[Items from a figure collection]

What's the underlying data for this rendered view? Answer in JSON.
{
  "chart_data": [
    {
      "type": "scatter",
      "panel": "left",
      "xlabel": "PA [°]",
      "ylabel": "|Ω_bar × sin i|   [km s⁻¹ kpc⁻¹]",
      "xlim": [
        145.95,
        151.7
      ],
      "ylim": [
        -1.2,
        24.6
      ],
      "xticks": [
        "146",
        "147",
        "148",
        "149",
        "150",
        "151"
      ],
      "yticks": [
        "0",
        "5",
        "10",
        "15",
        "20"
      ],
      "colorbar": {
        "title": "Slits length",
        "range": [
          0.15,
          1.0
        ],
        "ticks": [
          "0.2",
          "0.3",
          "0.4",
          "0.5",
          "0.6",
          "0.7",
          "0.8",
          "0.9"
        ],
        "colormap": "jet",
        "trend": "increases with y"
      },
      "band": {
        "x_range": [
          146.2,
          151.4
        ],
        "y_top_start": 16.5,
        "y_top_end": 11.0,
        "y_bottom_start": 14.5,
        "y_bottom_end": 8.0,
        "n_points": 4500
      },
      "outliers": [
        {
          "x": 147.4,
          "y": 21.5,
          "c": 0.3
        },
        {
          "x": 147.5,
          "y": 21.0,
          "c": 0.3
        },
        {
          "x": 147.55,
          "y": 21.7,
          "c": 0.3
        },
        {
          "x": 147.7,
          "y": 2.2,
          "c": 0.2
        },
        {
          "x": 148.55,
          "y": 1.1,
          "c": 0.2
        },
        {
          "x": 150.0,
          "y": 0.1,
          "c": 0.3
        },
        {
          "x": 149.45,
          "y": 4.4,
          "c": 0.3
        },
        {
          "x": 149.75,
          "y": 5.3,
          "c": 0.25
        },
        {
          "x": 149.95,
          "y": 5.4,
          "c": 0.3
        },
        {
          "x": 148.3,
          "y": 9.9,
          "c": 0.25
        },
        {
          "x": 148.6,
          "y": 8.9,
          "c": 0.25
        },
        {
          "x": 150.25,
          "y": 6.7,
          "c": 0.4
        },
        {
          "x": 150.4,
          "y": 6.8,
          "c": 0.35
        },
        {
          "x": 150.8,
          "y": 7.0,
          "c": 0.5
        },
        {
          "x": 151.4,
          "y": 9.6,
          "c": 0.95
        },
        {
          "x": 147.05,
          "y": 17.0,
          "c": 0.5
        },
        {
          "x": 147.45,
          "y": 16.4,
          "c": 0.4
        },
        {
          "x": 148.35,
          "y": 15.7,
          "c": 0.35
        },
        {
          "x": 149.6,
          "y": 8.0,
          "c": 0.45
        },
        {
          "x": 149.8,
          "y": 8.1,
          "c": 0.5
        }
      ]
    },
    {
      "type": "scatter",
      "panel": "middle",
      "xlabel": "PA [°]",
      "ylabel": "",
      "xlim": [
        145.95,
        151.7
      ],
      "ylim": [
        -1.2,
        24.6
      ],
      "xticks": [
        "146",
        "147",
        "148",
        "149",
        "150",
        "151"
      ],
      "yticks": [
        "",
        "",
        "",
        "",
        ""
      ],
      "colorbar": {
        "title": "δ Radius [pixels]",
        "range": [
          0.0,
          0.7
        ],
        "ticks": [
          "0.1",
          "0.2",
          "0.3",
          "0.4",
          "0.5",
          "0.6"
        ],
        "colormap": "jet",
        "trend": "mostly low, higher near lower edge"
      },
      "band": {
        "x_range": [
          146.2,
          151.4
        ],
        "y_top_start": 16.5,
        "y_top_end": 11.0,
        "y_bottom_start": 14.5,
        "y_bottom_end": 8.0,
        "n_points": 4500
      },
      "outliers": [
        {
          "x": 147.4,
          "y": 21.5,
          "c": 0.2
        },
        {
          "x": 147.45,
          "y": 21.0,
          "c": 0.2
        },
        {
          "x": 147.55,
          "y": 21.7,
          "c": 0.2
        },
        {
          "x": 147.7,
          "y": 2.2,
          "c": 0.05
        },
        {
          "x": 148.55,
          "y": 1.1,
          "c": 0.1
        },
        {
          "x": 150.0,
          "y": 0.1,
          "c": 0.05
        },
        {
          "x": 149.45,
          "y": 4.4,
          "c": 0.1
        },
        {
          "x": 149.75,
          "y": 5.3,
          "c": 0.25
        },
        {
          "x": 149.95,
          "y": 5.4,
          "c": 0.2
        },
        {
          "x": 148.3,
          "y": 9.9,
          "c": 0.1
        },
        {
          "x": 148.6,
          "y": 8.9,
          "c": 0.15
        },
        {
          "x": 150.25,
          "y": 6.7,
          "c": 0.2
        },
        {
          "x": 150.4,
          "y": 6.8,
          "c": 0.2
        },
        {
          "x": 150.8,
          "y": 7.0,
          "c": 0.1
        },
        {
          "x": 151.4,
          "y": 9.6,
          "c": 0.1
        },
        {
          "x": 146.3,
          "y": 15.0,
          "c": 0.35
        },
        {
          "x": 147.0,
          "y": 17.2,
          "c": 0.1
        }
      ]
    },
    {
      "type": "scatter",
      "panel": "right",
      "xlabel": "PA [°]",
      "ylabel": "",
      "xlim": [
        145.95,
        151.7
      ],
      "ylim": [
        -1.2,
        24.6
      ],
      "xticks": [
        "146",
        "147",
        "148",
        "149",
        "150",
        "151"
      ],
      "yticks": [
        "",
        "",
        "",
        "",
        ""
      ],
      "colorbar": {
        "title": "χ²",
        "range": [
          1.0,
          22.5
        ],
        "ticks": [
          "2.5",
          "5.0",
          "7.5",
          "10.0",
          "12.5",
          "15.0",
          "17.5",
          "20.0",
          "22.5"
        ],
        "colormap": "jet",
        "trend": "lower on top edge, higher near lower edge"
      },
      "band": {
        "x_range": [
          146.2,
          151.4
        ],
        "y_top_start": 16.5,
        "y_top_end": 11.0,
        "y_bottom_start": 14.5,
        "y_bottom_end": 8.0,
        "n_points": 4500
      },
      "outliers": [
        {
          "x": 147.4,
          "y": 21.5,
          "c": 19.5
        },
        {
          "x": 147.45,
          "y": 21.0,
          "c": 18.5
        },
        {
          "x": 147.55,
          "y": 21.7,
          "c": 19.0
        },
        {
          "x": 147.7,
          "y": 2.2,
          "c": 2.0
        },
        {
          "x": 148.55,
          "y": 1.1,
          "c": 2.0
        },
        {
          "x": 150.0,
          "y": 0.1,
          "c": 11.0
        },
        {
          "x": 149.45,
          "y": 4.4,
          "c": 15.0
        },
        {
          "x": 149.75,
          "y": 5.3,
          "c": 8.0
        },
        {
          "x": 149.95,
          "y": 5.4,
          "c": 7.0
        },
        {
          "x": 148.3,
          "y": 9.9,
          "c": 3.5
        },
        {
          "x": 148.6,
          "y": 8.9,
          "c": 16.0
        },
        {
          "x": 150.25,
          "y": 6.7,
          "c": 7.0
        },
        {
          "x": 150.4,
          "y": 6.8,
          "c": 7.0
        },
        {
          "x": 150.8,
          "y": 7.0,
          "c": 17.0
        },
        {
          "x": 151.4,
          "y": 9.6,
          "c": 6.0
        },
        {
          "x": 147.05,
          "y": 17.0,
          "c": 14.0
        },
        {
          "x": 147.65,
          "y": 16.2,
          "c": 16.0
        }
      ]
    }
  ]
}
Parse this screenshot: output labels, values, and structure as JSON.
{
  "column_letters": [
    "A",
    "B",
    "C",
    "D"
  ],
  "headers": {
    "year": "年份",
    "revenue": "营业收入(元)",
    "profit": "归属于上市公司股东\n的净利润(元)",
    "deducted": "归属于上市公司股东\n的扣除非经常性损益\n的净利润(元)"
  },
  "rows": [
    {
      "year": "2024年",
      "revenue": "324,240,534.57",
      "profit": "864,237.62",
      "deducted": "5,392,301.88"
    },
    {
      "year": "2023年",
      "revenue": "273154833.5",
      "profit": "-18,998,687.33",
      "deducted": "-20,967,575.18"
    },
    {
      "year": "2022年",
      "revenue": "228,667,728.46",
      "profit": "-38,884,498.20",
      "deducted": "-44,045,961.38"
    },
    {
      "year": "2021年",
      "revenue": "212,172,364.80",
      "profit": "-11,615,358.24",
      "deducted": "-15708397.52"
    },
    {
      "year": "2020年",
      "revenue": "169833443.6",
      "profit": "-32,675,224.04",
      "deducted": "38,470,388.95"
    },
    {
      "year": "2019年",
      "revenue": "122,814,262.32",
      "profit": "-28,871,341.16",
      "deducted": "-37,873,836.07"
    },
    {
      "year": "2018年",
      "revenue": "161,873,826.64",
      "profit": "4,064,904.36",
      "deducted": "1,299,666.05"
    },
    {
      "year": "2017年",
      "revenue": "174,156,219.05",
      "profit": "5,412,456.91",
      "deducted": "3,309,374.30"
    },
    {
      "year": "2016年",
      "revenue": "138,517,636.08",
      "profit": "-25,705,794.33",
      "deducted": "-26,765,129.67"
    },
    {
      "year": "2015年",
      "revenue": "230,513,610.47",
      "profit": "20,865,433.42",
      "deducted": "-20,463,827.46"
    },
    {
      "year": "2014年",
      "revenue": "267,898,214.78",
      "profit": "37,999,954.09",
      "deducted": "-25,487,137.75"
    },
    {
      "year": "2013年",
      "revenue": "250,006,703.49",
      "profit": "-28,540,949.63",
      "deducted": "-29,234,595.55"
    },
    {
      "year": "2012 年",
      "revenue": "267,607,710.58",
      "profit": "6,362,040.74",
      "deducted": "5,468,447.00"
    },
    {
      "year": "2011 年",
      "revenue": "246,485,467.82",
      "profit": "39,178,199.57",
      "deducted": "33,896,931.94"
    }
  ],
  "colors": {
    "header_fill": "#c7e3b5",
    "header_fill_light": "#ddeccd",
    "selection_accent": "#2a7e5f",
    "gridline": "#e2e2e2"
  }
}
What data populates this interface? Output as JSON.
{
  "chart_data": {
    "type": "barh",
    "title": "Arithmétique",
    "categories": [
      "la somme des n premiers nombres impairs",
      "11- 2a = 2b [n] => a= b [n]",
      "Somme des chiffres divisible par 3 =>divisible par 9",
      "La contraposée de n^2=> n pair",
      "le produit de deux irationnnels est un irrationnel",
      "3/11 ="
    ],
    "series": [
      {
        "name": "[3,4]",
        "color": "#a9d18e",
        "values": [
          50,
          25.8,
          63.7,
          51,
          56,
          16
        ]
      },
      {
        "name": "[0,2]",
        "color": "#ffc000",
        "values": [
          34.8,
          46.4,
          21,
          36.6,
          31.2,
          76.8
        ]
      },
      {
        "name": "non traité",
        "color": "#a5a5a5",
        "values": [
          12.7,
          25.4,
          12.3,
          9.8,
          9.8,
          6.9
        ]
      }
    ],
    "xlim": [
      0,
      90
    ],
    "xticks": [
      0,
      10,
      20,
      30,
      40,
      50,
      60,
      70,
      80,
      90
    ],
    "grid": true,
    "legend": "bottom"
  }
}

## What this task involves
From the records above, pick out and copy each line holding the word "edge".

## Output for this task
        "trend": "mostly low, higher near lower edge"
        "trend": "lower on top edge, higher near lower edge"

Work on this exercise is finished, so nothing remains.